— ITEMS —
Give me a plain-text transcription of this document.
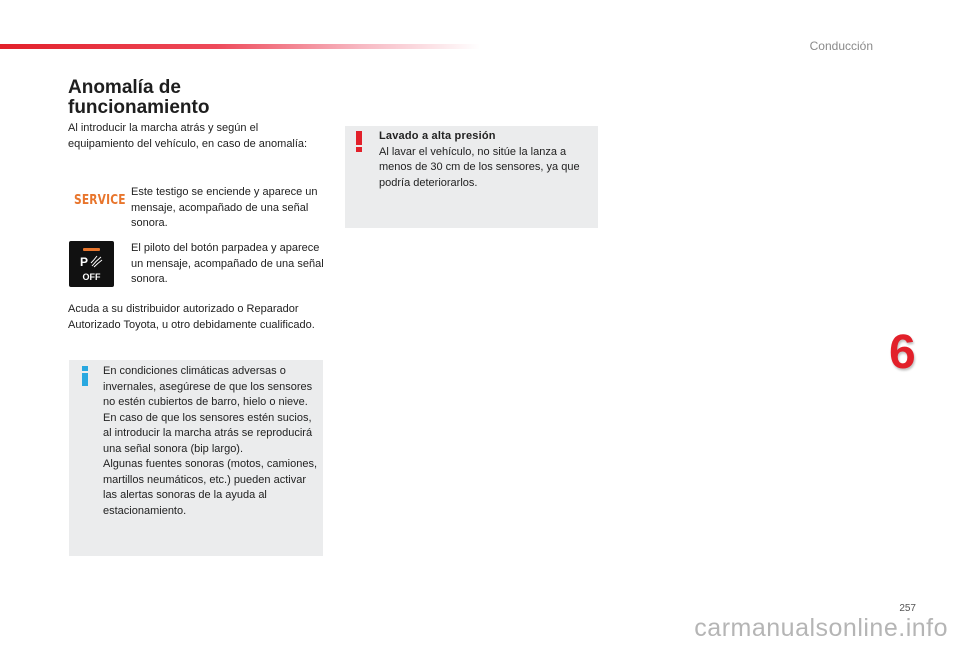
Conducción
Anomalía de
funcionamiento
Al introducir la marcha atrás y según el equipamiento del vehículo, en caso de anomalía:
SERVICE
Este testigo se enciende y aparece un mensaje, acompañado de una señal sonora.
P
OFF
El piloto del botón parpadea y aparece un mensaje, acompañado de una señal sonora.
Acuda a su distribuidor autorizado o Reparador Autorizado Toyota, u otro debidamente cualificado.
En condiciones climáticas adversas o invernales, asegúrese de que los sensores no estén cubiertos de barro, hielo o nieve. En caso de que los sensores estén sucios, al introducir la marcha atrás se reproducirá una señal sonora (bip largo).
Algunas fuentes sonoras (motos, camiones, martillos neumáticos, etc.) pueden activar las alertas sonoras de la ayuda al estacionamiento.
Lavado a alta presión
Al lavar el vehículo, no sitúe la lanza a menos de 30 cm de los sensores, ya que podría deteriorarlos.
6
257
carmanualsonline.info
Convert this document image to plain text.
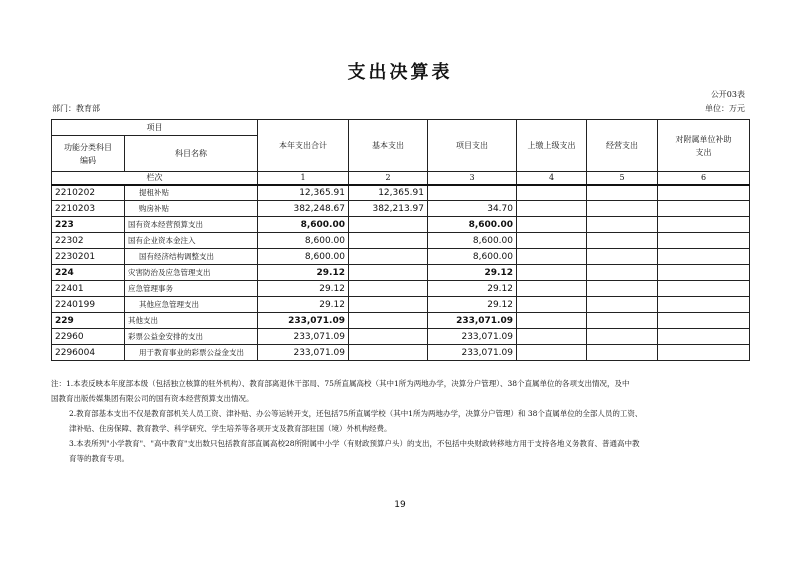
支出决算表
公开03表
部门：教育部	单位：万元
项目		本年支出合计	基本支出	项目支出	上缴上级支出	经营支出	对附属单位补助支出
功能分类科目编码	科目名称						
栏次		1	2	3	4	5	6
2210202	提租补贴	12,365.91	12,365.91				
2210203	购房补贴	382,248.67	382,213.97	34.70			
223	国有资本经营预算支出	8,600.00		8,600.00			
22302	国有企业资本金注入	8,600.00		8,600.00			
2230201	国有经济结构调整支出	8,600.00		8,600.00			
224	灾害防治及应急管理支出	29.12		29.12			
22401	应急管理事务	29.12		29.12			
2240199	其他应急管理支出	29.12		29.12			
229	其他支出	233,071.09		233,071.09			
22960	彩票公益金安排的支出	233,071.09		233,071.09			
2296004	用于教育事业的彩票公益金支出	233,071.09		233,071.09			

注：1.本表反映本年度部本级（包括独立核算的驻外机构）、教育部离退休干部局、75所直属高校（其中1所为两地办学，决算分户管理）、38个直属单位的各项支出情况，及中

国教育出版传媒集团有限公司的国有资本经营预算支出情况。

2.教育部基本支出不仅是教育部机关人员工资、津补贴、办公等运转开支，还包括75所直属学校（其中1所为两地办学，决算分户管理）和 38个直属单位的全部人员的工资、

津补贴、住房保障、教育教学、科学研究、学生培养等各项开支及教育部驻国（境）外机构经费。

3.本表所列"小学教育"、"高中教育"支出数只包括教育部直属高校28所附属中小学（有财政预算户头）的支出，不包括中央财政转移地方用于支持各地义务教育、普通高中教

育等的教育专项。

19
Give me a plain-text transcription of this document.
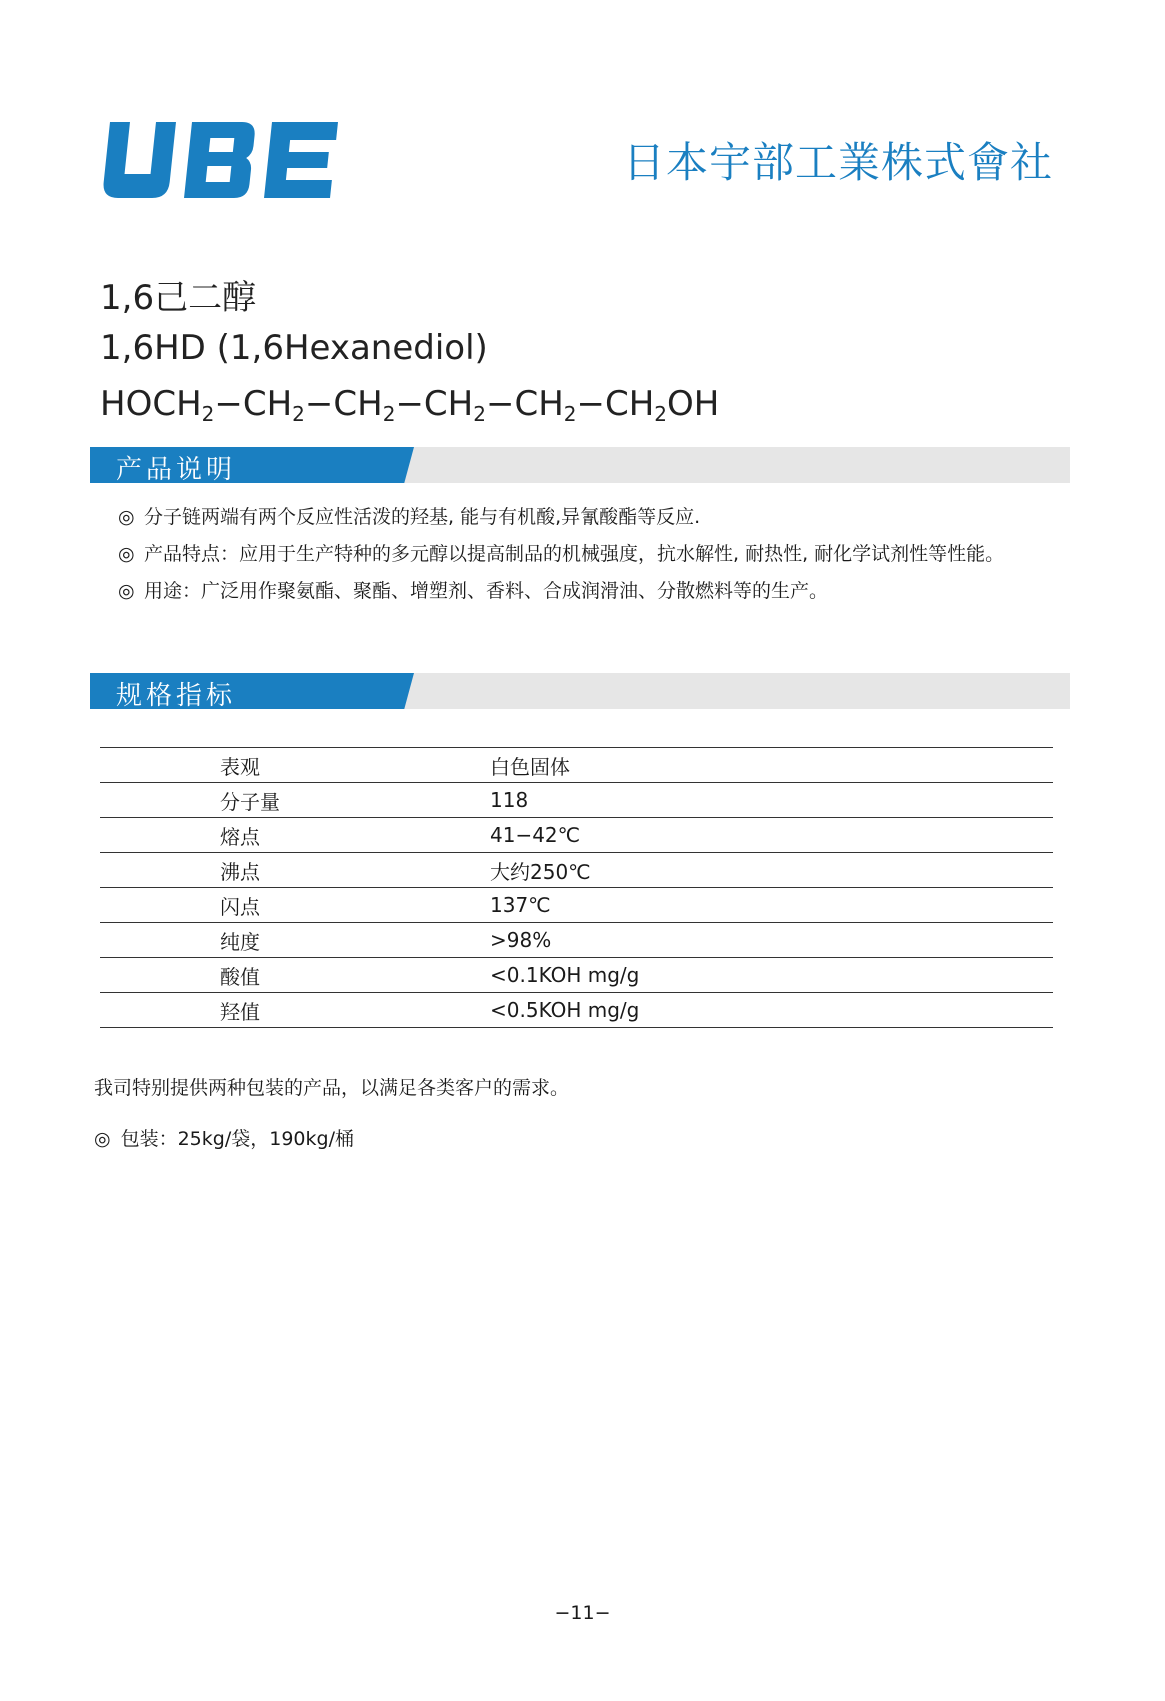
日本宇部工業株式會社
1,6己二醇
1,6HD (1,6Hexanediol)
$HOCH_2-CH_2-CH_2-CH_2-CH_2-CH_2OH$
产品说明
◎ 分子链两端有两个反应性活泼的羟基, 能与有机酸,异氰酸酯等反应.
◎ 产品特点：应用于生产特种的多元醇以提高制品的机械强度，抗水解性, 耐热性, 耐化学试剂性等性能。
◎ 用途：广泛用作聚氨酯、聚酯、增塑剂、香料、合成润滑油、分散燃料等的生产。
规格指标
表观	白色固体
分子量	118
熔点	41−42℃
沸点	大约250℃
闪点	137℃
纯度	>98%
酸值	<0.1KOH mg/g
羟值	<0.5KOH mg/g
我司特别提供两种包装的产品，以满足各类客户的需求。
◎ 包装：25kg/袋，190kg/桶
−11−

— WORK TO BE COMPLETED —
Would you mind returning each entry above word for word, skipping the images?

— EXERCISE OUTPUT —
Give me a plain-text transcription of this document.
Conducción
Anomalía de
funcionamiento
Al introducir la marcha atrás y según el equipamiento del vehículo, en caso de anomalía:
SERVICE
Este testigo se enciende y aparece un mensaje, acompañado de una señal sonora.
P
OFF
El piloto del botón parpadea y aparece un mensaje, acompañado de una señal sonora.
Acuda a su distribuidor autorizado o Reparador Autorizado Toyota, u otro debidamente cualificado.
En condiciones climáticas adversas o invernales, asegúrese de que los sensores no estén cubiertos de barro, hielo o nieve. En caso de que los sensores estén sucios, al introducir la marcha atrás se reproducirá una señal sonora (bip largo).
Algunas fuentes sonoras (motos, camiones, martillos neumáticos, etc.) pueden activar las alertas sonoras de la ayuda al estacionamiento.
Lavado a alta presión
Al lavar el vehículo, no sitúe la lanza a menos de 30 cm de los sensores, ya que podría deteriorarlos.
6
257
carmanualsonline.info
Convert this document image to plain text.
支出决算表
公开03表
部门：教育部	单位：万元
项目		本年支出合计	基本支出	项目支出	上缴上级支出	经营支出	对附属单位补助支出
功能分类科目编码	科目名称						
栏次		1	2	3	4	5	6
2210202	提租补贴	12,365.91	12,365.91				
2210203	购房补贴	382,248.67	382,213.97	34.70			
223	国有资本经营预算支出	8,600.00		8,600.00			
22302	国有企业资本金注入	8,600.00		8,600.00			
2230201	国有经济结构调整支出	8,600.00		8,600.00			
224	灾害防治及应急管理支出	29.12		29.12			
22401	应急管理事务	29.12		29.12			
2240199	其他应急管理支出	29.12		29.12			
229	其他支出	233,071.09		233,071.09			
22960	彩票公益金安排的支出	233,071.09		233,071.09			
2296004	用于教育事业的彩票公益金支出	233,071.09		233,071.09			

注：1.本表反映本年度部本级（包括独立核算的驻外机构）、教育部离退休干部局、75所直属高校（其中1所为两地办学，决算分户管理）、38个直属单位的各项支出情况，及中

国教育出版传媒集团有限公司的国有资本经营预算支出情况。

2.教育部基本支出不仅是教育部机关人员工资、津补贴、办公等运转开支，还包括75所直属学校（其中1所为两地办学，决算分户管理）和 38个直属单位的全部人员的工资、

津补贴、住房保障、教育教学、科学研究、学生培养等各项开支及教育部驻国（境）外机构经费。

3.本表所列"小学教育"、"高中教育"支出数只包括教育部直属高校28所附属中小学（有财政预算户头）的支出，不包括中央财政转移地方用于支持各地义务教育、普通高中教

育等的教育专项。

19
Give me a plain-text transcription of this document.
日本宇部工業株式會社
1,6己二醇
1,6HD (1,6Hexanediol)
$HOCH_2-CH_2-CH_2-CH_2-CH_2-CH_2OH$
产品说明
◎ 分子链两端有两个反应性活泼的羟基, 能与有机酸,异氰酸酯等反应.
◎ 产品特点：应用于生产特种的多元醇以提高制品的机械强度，抗水解性, 耐热性, 耐化学试剂性等性能。
◎ 用途：广泛用作聚氨酯、聚酯、增塑剂、香料、合成润滑油、分散燃料等的生产。
规格指标
表观	白色固体
分子量	118
熔点	41−42℃
沸点	大约250℃
闪点	137℃
纯度	>98%
酸值	<0.1KOH mg/g
羟值	<0.5KOH mg/g
我司特别提供两种包装的产品，以满足各类客户的需求。
◎ 包装：25kg/袋，190kg/桶
−11−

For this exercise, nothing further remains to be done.